#### GOAL OF THE EXERCISE
Extract the listing in its entirety, keeping each line identical to the original.

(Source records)

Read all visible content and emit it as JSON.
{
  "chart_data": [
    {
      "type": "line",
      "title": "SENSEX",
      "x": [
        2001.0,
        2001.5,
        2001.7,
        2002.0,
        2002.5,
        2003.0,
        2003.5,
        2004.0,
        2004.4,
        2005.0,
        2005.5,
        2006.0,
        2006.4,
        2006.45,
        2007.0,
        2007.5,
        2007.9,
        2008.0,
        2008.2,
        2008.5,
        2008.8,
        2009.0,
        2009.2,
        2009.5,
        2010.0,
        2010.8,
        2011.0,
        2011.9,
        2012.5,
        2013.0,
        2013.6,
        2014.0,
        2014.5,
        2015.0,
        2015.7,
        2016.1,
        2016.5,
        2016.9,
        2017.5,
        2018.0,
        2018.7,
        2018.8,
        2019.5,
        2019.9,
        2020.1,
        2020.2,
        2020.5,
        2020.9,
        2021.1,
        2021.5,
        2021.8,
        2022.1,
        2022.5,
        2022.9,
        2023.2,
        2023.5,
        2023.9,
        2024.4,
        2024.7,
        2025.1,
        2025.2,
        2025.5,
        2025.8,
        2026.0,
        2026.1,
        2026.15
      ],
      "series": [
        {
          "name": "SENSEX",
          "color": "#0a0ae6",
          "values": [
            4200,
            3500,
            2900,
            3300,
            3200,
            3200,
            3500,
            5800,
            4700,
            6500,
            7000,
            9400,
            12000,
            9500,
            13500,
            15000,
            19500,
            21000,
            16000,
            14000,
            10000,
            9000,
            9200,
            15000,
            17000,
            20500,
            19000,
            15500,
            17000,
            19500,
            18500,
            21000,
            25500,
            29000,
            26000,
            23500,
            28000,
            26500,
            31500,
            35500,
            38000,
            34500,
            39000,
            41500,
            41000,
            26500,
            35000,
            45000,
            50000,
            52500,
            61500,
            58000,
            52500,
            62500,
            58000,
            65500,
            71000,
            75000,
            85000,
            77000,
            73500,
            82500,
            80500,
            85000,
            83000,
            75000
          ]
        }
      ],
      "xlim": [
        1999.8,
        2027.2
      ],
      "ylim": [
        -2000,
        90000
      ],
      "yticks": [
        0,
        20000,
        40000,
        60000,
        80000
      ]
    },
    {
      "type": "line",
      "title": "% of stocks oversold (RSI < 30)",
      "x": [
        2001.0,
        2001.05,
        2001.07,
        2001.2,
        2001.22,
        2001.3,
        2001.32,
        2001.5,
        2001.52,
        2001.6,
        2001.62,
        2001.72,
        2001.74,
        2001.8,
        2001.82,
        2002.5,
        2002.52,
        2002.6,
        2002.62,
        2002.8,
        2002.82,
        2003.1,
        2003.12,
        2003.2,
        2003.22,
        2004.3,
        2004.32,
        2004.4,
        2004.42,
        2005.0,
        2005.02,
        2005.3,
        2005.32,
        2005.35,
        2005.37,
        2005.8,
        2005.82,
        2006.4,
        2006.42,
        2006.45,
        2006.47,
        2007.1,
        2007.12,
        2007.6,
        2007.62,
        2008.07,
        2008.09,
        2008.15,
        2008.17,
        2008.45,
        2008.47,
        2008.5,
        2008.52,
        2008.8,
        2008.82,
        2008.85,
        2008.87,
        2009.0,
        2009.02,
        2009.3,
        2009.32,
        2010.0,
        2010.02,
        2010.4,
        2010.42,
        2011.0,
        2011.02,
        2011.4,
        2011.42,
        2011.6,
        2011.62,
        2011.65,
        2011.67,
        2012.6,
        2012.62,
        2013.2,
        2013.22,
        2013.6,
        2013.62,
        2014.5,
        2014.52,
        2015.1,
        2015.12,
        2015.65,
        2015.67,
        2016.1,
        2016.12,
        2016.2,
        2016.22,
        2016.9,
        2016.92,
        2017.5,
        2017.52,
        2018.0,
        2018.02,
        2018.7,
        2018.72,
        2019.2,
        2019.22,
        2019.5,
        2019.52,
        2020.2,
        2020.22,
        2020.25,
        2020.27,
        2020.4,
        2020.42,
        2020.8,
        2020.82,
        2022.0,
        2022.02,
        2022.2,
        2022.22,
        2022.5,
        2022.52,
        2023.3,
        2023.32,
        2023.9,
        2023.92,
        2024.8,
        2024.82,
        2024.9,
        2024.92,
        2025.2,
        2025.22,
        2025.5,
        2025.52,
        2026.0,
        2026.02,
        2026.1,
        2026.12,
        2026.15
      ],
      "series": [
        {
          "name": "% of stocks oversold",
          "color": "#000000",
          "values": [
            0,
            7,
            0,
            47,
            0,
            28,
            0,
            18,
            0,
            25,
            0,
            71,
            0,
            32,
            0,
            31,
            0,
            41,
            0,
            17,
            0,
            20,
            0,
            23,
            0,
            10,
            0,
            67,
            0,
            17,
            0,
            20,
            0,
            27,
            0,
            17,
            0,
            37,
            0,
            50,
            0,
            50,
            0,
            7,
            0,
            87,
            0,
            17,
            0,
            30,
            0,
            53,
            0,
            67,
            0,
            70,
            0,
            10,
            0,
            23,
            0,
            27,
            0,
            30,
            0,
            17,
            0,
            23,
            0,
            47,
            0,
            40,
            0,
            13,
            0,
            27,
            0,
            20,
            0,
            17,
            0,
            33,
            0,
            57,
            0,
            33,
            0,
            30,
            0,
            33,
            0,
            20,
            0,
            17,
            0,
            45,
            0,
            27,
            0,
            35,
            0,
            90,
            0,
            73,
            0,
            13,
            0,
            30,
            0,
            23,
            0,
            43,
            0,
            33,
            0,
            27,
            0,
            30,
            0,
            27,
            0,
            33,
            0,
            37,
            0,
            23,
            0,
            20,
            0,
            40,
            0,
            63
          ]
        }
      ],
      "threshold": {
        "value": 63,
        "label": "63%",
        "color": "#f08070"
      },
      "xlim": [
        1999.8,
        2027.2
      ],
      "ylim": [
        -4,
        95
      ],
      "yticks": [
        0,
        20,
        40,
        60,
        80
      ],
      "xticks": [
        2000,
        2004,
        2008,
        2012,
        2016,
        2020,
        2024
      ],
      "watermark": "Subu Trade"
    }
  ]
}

#### RESPONSE TO THE EXERCISE
Read all visible content and emit it as JSON.
{
  "chart_data": [
    {
      "type": "line",
      "title": "SENSEX",
      "x": [
        2001.0,
        2001.5,
        2001.7,
        2002.0,
        2002.5,
        2003.0,
        2003.5,
        2004.0,
        2004.4,
        2005.0,
        2005.5,
        2006.0,
        2006.4,
        2006.45,
        2007.0,
        2007.5,
        2007.9,
        2008.0,
        2008.2,
        2008.5,
        2008.8,
        2009.0,
        2009.2,
        2009.5,
        2010.0,
        2010.8,
        2011.0,
        2011.9,
        2012.5,
        2013.0,
        2013.6,
        2014.0,
        2014.5,
        2015.0,
        2015.7,
        2016.1,
        2016.5,
        2016.9,
        2017.5,
        2018.0,
        2018.7,
        2018.8,
        2019.5,
        2019.9,
        2020.1,
        2020.2,
        2020.5,
        2020.9,
        2021.1,
        2021.5,
        2021.8,
        2022.1,
        2022.5,
        2022.9,
        2023.2,
        2023.5,
        2023.9,
        2024.4,
        2024.7,
        2025.1,
        2025.2,
        2025.5,
        2025.8,
        2026.0,
        2026.1,
        2026.15
      ],
      "series": [
        {
          "name": "SENSEX",
          "color": "#0a0ae6",
          "values": [
            4200,
            3500,
            2900,
            3300,
            3200,
            3200,
            3500,
            5800,
            4700,
            6500,
            7000,
            9400,
            12000,
            9500,
            13500,
            15000,
            19500,
            21000,
            16000,
            14000,
            10000,
            9000,
            9200,
            15000,
            17000,
            20500,
            19000,
            15500,
            17000,
            19500,
            18500,
            21000,
            25500,
            29000,
            26000,
            23500,
            28000,
            26500,
            31500,
            35500,
            38000,
            34500,
            39000,
            41500,
            41000,
            26500,
            35000,
            45000,
            50000,
            52500,
            61500,
            58000,
            52500,
            62500,
            58000,
            65500,
            71000,
            75000,
            85000,
            77000,
            73500,
            82500,
            80500,
            85000,
            83000,
            75000
          ]
        }
      ],
      "xlim": [
        1999.8,
        2027.2
      ],
      "ylim": [
        -2000,
        90000
      ],
      "yticks": [
        0,
        20000,
        40000,
        60000,
        80000
      ]
    },
    {
      "type": "line",
      "title": "% of stocks oversold (RSI < 30)",
      "x": [
        2001.0,
        2001.05,
        2001.07,
        2001.2,
        2001.22,
        2001.3,
        2001.32,
        2001.5,
        2001.52,
        2001.6,
        2001.62,
        2001.72,
        2001.74,
        2001.8,
        2001.82,
        2002.5,
        2002.52,
        2002.6,
        2002.62,
        2002.8,
        2002.82,
        2003.1,
        2003.12,
        2003.2,
        2003.22,
        2004.3,
        2004.32,
        2004.4,
        2004.42,
        2005.0,
        2005.02,
        2005.3,
        2005.32,
        2005.35,
        2005.37,
        2005.8,
        2005.82,
        2006.4,
        2006.42,
        2006.45,
        2006.47,
        2007.1,
        2007.12,
        2007.6,
        2007.62,
        2008.07,
        2008.09,
        2008.15,
        2008.17,
        2008.45,
        2008.47,
        2008.5,
        2008.52,
        2008.8,
        2008.82,
        2008.85,
        2008.87,
        2009.0,
        2009.02,
        2009.3,
        2009.32,
        2010.0,
        2010.02,
        2010.4,
        2010.42,
        2011.0,
        2011.02,
        2011.4,
        2011.42,
        2011.6,
        2011.62,
        2011.65,
        2011.67,
        2012.6,
        2012.62,
        2013.2,
        2013.22,
        2013.6,
        2013.62,
        2014.5,
        2014.52,
        2015.1,
        2015.12,
        2015.65,
        2015.67,
        2016.1,
        2016.12,
        2016.2,
        2016.22,
        2016.9,
        2016.92,
        2017.5,
        2017.52,
        2018.0,
        2018.02,
        2018.7,
        2018.72,
        2019.2,
        2019.22,
        2019.5,
        2019.52,
        2020.2,
        2020.22,
        2020.25,
        2020.27,
        2020.4,
        2020.42,
        2020.8,
        2020.82,
        2022.0,
        2022.02,
        2022.2,
        2022.22,
        2022.5,
        2022.52,
        2023.3,
        2023.32,
        2023.9,
        2023.92,
        2024.8,
        2024.82,
        2024.9,
        2024.92,
        2025.2,
        2025.22,
        2025.5,
        2025.52,
        2026.0,
        2026.02,
        2026.1,
        2026.12,
        2026.15
      ],
      "series": [
        {
          "name": "% of stocks oversold",
          "color": "#000000",
          "values": [
            0,
            7,
            0,
            47,
            0,
            28,
            0,
            18,
            0,
            25,
            0,
            71,
            0,
            32,
            0,
            31,
            0,
            41,
            0,
            17,
            0,
            20,
            0,
            23,
            0,
            10,
            0,
            67,
            0,
            17,
            0,
            20,
            0,
            27,
            0,
            17,
            0,
            37,
            0,
            50,
            0,
            50,
            0,
            7,
            0,
            87,
            0,
            17,
            0,
            30,
            0,
            53,
            0,
            67,
            0,
            70,
            0,
            10,
            0,
            23,
            0,
            27,
            0,
            30,
            0,
            17,
            0,
            23,
            0,
            47,
            0,
            40,
            0,
            13,
            0,
            27,
            0,
            20,
            0,
            17,
            0,
            33,
            0,
            57,
            0,
            33,
            0,
            30,
            0,
            33,
            0,
            20,
            0,
            17,
            0,
            45,
            0,
            27,
            0,
            35,
            0,
            90,
            0,
            73,
            0,
            13,
            0,
            30,
            0,
            23,
            0,
            43,
            0,
            33,
            0,
            27,
            0,
            30,
            0,
            27,
            0,
            33,
            0,
            37,
            0,
            23,
            0,
            20,
            0,
            40,
            0,
            63
          ]
        }
      ],
      "threshold": {
        "value": 63,
        "label": "63%",
        "color": "#f08070"
      },
      "xlim": [
        1999.8,
        2027.2
      ],
      "ylim": [
        -4,
        95
      ],
      "yticks": [
        0,
        20,
        40,
        60,
        80
      ],
      "xticks": [
        2000,
        2004,
        2008,
        2012,
        2016,
        2020,
        2024
      ],
      "watermark": "Subu Trade"
    }
  ]
}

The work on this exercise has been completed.